## Work to do
Repeat the listing below in full, exactly as it stands.

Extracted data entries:

★ ★ ★ ★ ★

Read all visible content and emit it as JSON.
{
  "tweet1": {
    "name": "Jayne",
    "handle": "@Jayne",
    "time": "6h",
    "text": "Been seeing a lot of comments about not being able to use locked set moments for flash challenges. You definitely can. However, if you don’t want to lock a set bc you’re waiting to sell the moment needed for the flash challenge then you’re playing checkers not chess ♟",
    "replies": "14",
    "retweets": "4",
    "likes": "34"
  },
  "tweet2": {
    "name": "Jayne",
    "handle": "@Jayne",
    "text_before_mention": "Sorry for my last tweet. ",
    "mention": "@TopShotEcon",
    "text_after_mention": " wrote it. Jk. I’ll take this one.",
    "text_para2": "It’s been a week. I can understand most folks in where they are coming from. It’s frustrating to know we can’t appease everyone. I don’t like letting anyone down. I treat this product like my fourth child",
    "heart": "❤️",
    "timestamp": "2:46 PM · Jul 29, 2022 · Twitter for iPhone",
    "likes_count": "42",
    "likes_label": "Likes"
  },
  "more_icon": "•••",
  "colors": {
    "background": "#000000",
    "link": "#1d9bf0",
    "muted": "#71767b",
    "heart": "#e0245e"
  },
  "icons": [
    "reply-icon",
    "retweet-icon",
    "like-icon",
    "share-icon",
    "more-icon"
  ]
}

★ ★ ★ ★ ★

## Answer
Read all visible content and emit it as JSON.
{
  "tweet1": {
    "name": "Jayne",
    "handle": "@Jayne",
    "time": "6h",
    "text": "Been seeing a lot of comments about not being able to use locked set moments for flash challenges. You definitely can. However, if you don’t want to lock a set bc you’re waiting to sell the moment needed for the flash challenge then you’re playing checkers not chess ♟",
    "replies": "14",
    "retweets": "4",
    "likes": "34"
  },
  "tweet2": {
    "name": "Jayne",
    "handle": "@Jayne",
    "text_before_mention": "Sorry for my last tweet. ",
    "mention": "@TopShotEcon",
    "text_after_mention": " wrote it. Jk. I’ll take this one.",
    "text_para2": "It’s been a week. I can understand most folks in where they are coming from. It’s frustrating to know we can’t appease everyone. I don’t like letting anyone down. I treat this product like my fourth child",
    "heart": "❤️",
    "timestamp": "2:46 PM · Jul 29, 2022 · Twitter for iPhone",
    "likes_count": "42",
    "likes_label": "Likes"
  },
  "more_icon": "•••",
  "colors": {
    "background": "#000000",
    "link": "#1d9bf0",
    "muted": "#71767b",
    "heart": "#e0245e"
  },
  "icons": [
    "reply-icon",
    "retweet-icon",
    "like-icon",
    "share-icon",
    "more-icon"
  ]
}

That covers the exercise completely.